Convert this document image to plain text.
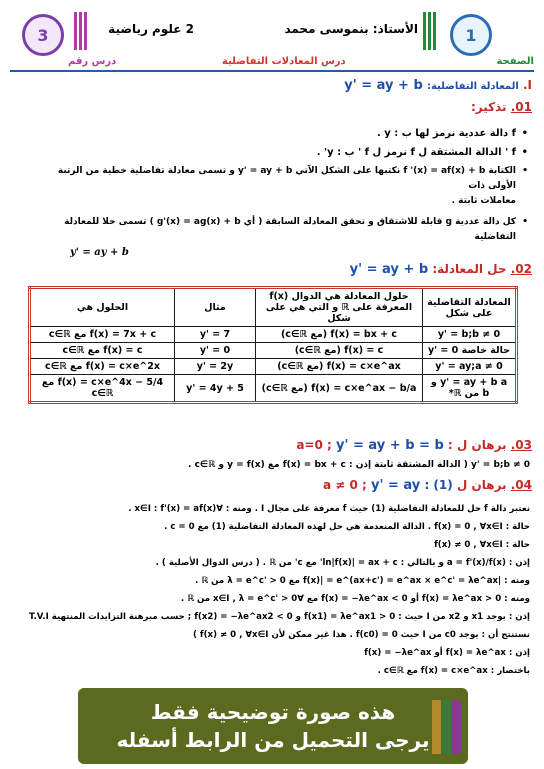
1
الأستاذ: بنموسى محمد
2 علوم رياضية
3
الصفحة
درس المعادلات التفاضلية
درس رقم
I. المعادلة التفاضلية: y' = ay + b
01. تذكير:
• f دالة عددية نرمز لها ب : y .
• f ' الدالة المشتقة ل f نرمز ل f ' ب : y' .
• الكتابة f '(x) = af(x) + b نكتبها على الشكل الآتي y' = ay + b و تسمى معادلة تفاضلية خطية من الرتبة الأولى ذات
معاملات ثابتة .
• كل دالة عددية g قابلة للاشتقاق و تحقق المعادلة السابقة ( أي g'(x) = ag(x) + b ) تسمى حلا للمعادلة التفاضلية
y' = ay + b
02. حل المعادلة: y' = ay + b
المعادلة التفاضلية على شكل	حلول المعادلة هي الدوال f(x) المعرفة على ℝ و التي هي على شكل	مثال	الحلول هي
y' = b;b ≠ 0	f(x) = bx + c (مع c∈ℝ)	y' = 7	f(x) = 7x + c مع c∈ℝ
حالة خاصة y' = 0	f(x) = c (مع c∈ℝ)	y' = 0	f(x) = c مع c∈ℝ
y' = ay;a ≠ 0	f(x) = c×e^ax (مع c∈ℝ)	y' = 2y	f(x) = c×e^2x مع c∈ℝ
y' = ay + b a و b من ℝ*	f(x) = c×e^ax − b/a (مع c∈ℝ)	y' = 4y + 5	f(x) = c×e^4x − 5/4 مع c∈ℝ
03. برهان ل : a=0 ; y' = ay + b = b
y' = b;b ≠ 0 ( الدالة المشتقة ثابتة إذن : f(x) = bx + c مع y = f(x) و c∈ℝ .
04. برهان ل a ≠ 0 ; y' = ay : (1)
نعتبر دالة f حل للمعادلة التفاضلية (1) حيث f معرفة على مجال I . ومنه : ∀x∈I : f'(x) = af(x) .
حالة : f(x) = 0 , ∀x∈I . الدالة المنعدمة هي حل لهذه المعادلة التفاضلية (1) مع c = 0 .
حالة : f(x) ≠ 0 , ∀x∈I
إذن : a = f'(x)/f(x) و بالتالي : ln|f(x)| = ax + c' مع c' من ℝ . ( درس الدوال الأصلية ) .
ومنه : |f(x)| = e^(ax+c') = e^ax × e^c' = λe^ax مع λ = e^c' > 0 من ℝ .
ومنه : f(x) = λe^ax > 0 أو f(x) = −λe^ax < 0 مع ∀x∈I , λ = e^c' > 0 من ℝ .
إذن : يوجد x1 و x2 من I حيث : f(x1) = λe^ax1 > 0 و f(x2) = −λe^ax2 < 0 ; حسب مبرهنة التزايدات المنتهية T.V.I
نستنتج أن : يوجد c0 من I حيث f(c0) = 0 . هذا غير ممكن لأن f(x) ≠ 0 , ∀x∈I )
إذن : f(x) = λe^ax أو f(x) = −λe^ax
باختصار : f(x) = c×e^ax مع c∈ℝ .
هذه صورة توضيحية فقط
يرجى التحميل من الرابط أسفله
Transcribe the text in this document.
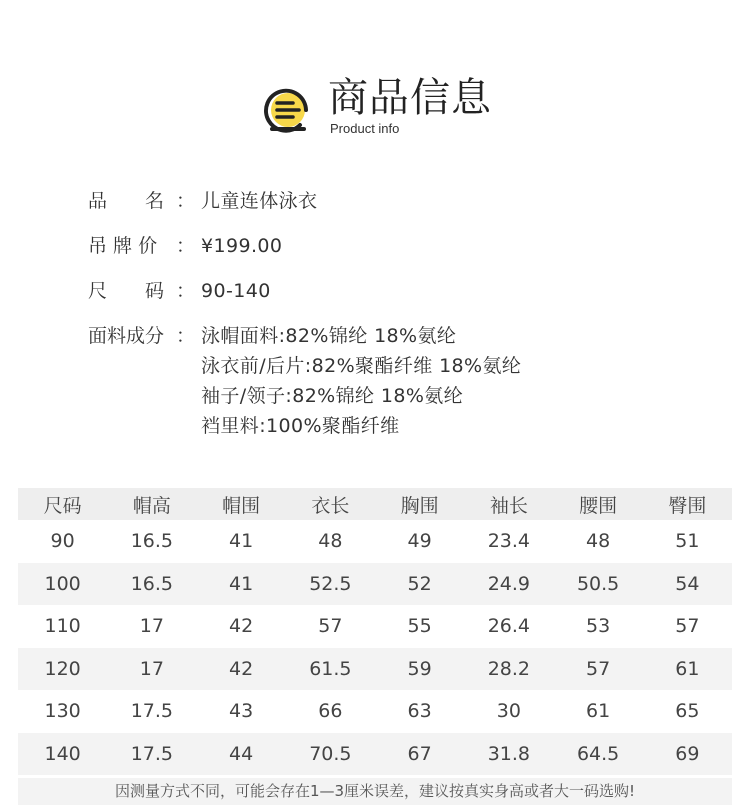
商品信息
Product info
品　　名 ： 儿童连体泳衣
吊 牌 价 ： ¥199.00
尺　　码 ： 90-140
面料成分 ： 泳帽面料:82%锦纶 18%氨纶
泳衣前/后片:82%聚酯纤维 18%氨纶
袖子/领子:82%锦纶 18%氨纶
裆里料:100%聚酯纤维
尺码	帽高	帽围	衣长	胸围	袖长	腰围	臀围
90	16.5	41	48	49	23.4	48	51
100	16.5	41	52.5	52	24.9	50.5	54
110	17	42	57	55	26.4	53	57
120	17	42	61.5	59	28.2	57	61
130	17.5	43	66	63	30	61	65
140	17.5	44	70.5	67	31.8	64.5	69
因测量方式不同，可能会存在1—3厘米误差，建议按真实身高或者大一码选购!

» **THE EXERCISE**:
Which lines contain "text"? Show each of them.

» **ANSWER TO THE EXERCISE**:
Convert this document image to plain text.
Transcribe the text in this document.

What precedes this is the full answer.